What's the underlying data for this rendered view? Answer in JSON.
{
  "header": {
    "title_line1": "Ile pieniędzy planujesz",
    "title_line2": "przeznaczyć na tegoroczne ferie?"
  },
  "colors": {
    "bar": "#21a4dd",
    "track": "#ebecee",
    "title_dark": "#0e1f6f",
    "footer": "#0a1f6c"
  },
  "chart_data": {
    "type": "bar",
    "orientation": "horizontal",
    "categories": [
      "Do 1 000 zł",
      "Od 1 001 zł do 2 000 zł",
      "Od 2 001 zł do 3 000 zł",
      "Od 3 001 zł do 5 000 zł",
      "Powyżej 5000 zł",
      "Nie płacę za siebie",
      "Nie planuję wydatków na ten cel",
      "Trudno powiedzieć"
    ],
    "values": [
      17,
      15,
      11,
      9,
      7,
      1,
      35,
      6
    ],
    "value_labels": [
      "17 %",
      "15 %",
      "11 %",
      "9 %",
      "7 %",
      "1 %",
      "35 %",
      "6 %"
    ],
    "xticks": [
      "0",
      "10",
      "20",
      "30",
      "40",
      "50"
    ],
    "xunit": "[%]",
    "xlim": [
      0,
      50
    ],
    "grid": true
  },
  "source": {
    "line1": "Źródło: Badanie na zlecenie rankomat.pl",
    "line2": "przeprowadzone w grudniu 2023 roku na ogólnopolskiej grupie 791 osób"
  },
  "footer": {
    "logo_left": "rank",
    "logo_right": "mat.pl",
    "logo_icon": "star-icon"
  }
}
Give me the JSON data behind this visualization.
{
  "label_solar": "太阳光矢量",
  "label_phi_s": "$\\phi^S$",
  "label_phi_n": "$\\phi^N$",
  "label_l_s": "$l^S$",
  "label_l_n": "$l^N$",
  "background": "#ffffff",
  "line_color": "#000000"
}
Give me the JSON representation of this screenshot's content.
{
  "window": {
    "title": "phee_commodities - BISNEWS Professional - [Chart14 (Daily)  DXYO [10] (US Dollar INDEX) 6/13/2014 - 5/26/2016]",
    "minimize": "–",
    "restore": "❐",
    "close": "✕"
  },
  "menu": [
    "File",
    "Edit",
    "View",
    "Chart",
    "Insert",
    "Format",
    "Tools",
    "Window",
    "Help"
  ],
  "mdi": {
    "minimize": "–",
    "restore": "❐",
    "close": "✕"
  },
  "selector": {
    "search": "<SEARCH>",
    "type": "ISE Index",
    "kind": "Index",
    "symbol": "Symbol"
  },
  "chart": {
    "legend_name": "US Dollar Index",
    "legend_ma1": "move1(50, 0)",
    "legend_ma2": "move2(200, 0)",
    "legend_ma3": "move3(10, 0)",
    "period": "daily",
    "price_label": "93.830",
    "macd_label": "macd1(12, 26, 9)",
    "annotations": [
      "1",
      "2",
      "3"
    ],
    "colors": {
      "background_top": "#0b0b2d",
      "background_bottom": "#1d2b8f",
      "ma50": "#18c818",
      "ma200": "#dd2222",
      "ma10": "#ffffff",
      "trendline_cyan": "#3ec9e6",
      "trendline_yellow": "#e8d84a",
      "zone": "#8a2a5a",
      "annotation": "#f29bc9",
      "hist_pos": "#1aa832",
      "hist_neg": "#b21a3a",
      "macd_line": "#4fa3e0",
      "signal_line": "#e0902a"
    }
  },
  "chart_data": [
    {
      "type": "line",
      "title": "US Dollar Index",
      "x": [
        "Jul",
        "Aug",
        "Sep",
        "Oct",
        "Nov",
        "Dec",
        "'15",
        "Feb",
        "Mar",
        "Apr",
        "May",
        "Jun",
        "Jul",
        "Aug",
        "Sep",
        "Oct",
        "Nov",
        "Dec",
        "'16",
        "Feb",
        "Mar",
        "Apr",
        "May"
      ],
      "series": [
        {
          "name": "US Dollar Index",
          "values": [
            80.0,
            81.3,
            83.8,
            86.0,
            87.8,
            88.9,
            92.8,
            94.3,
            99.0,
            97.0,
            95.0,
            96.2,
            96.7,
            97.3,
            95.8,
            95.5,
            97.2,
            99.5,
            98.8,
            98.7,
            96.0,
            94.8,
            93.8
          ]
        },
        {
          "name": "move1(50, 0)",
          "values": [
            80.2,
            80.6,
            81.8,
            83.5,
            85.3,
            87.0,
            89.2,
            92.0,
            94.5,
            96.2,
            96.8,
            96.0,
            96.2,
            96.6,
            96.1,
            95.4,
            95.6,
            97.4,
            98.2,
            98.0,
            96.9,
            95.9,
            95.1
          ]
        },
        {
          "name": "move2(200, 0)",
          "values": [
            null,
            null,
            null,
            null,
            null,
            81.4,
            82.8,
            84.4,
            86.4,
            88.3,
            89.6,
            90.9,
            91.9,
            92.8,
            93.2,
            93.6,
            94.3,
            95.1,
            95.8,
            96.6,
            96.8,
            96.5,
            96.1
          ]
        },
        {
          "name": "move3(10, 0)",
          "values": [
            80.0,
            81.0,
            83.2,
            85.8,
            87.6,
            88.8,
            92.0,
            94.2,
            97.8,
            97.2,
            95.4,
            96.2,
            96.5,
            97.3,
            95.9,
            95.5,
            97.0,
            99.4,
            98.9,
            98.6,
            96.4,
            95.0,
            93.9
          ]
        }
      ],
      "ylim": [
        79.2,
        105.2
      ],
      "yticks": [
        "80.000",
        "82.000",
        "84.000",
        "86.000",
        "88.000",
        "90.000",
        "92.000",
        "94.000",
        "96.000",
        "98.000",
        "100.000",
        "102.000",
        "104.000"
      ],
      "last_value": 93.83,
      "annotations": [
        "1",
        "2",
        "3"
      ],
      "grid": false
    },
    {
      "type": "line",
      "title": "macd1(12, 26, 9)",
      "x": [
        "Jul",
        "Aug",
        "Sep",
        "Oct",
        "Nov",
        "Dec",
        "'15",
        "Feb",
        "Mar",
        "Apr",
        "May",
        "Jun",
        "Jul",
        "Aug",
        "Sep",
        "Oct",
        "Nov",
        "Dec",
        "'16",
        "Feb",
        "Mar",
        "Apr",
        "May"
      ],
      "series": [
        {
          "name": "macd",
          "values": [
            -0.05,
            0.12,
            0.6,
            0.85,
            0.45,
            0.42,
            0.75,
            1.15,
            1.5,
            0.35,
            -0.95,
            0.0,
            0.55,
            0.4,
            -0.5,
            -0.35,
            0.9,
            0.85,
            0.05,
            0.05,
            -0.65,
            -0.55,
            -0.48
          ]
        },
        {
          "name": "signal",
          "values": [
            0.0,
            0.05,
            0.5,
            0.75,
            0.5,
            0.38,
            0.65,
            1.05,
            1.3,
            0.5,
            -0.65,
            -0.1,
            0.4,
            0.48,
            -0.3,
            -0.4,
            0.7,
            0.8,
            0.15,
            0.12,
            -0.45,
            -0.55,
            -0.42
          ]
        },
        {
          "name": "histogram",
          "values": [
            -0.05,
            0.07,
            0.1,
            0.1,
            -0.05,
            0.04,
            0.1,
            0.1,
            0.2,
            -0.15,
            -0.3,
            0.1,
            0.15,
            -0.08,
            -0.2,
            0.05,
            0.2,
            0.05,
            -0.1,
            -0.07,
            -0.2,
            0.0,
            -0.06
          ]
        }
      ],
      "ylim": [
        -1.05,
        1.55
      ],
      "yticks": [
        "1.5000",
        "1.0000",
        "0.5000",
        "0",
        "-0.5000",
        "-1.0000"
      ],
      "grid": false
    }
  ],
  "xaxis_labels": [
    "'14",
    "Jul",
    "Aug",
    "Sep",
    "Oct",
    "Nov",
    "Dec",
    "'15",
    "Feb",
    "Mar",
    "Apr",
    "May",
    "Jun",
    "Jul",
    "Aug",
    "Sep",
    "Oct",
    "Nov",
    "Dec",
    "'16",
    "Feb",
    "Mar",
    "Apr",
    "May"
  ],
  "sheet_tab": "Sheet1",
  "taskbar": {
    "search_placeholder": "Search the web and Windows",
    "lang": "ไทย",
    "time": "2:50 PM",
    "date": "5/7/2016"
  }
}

* [Exercise brief]: Copy each line above where the string "Give" occurs.

* [Correct answer]:
Give me the JSON data behind this visualization.
Give me the JSON representation of this screenshot's content.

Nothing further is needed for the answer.